The request: From the listing below, return each line that includes "front".

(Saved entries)
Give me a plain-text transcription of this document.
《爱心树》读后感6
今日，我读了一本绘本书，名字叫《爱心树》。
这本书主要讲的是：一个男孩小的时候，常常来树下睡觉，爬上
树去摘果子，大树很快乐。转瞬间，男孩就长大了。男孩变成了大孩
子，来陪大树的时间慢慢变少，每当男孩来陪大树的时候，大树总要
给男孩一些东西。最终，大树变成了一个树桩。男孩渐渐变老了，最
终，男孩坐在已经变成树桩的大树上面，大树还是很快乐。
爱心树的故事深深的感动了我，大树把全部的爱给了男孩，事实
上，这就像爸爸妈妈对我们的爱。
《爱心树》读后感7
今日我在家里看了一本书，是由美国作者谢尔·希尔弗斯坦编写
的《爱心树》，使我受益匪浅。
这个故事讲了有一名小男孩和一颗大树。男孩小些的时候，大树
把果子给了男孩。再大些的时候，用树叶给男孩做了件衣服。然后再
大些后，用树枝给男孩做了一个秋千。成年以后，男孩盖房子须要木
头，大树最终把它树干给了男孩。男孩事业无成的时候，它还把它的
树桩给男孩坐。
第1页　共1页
---
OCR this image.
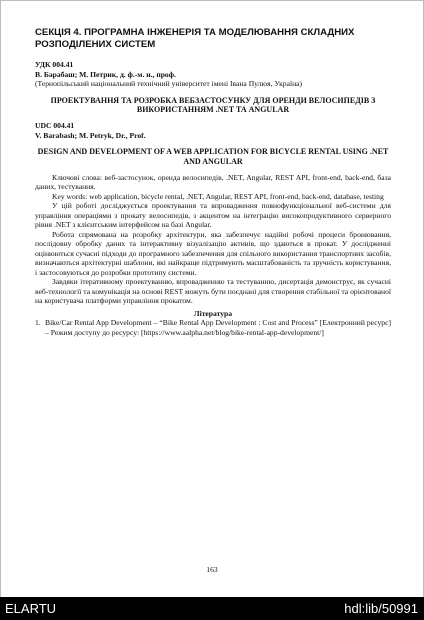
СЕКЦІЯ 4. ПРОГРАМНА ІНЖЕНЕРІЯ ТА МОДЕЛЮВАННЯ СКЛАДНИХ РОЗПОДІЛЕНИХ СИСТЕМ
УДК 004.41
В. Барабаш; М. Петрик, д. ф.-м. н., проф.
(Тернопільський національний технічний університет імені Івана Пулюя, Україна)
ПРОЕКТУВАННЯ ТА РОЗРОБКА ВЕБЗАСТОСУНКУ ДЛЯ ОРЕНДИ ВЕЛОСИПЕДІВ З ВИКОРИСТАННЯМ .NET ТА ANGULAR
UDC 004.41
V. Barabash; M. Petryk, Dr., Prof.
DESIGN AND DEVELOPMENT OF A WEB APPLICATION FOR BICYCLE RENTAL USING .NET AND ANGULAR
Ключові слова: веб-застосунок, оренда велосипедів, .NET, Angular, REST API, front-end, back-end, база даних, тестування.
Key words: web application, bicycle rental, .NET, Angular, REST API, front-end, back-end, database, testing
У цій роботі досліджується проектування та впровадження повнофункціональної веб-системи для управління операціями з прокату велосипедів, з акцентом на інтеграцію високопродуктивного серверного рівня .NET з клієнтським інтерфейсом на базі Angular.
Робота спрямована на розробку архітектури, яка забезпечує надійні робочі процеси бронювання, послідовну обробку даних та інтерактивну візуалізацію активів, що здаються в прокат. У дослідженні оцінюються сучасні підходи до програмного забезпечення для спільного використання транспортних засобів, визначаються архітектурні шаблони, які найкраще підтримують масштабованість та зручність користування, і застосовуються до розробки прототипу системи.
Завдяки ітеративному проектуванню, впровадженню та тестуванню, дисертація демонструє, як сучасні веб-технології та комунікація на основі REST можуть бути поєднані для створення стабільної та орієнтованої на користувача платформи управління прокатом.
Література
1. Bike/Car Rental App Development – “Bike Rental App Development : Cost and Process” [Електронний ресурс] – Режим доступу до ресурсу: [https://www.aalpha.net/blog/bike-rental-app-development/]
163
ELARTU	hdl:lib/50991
...
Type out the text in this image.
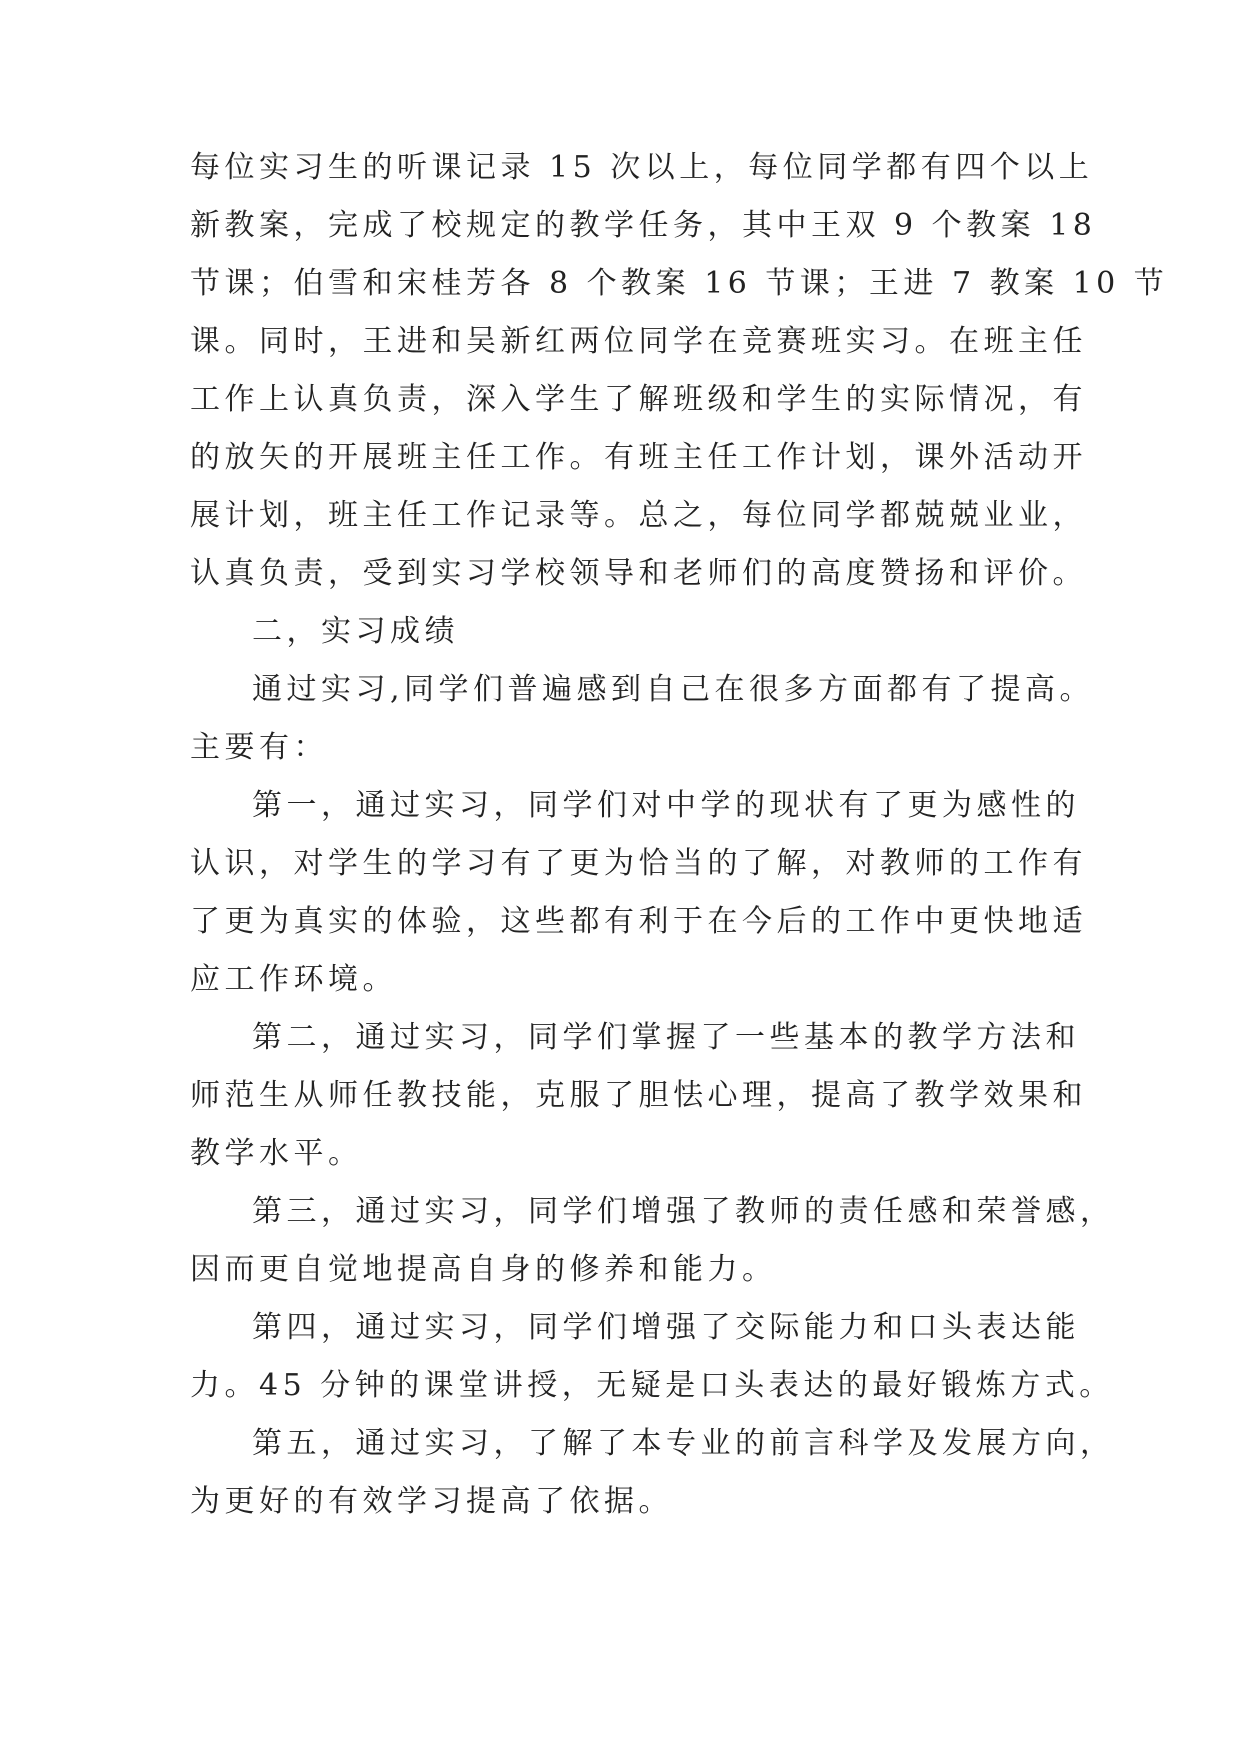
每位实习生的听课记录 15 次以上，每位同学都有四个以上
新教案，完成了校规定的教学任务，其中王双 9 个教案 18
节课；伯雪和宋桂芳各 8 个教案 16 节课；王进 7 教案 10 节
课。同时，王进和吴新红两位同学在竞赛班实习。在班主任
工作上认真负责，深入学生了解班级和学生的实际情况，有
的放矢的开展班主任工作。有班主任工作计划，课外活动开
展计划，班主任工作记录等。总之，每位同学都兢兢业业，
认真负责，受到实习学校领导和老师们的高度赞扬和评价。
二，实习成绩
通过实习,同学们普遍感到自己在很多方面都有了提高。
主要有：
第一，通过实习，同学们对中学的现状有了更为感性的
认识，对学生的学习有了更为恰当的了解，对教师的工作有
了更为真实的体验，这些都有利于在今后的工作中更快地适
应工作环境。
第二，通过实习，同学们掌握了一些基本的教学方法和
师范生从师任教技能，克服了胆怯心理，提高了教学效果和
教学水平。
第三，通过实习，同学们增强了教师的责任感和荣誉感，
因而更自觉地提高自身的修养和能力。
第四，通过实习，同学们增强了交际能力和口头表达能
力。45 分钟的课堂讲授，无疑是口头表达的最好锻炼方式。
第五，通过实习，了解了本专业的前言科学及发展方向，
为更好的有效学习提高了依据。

Result:
Ключові слова: веб-застосунок, оренда велосипедів, .NET, Angular, REST API, front-end, back-end, база даних, тестування.
Key words: web application, bicycle rental, .NET, Angular, REST API, front-end, back-end, database, testing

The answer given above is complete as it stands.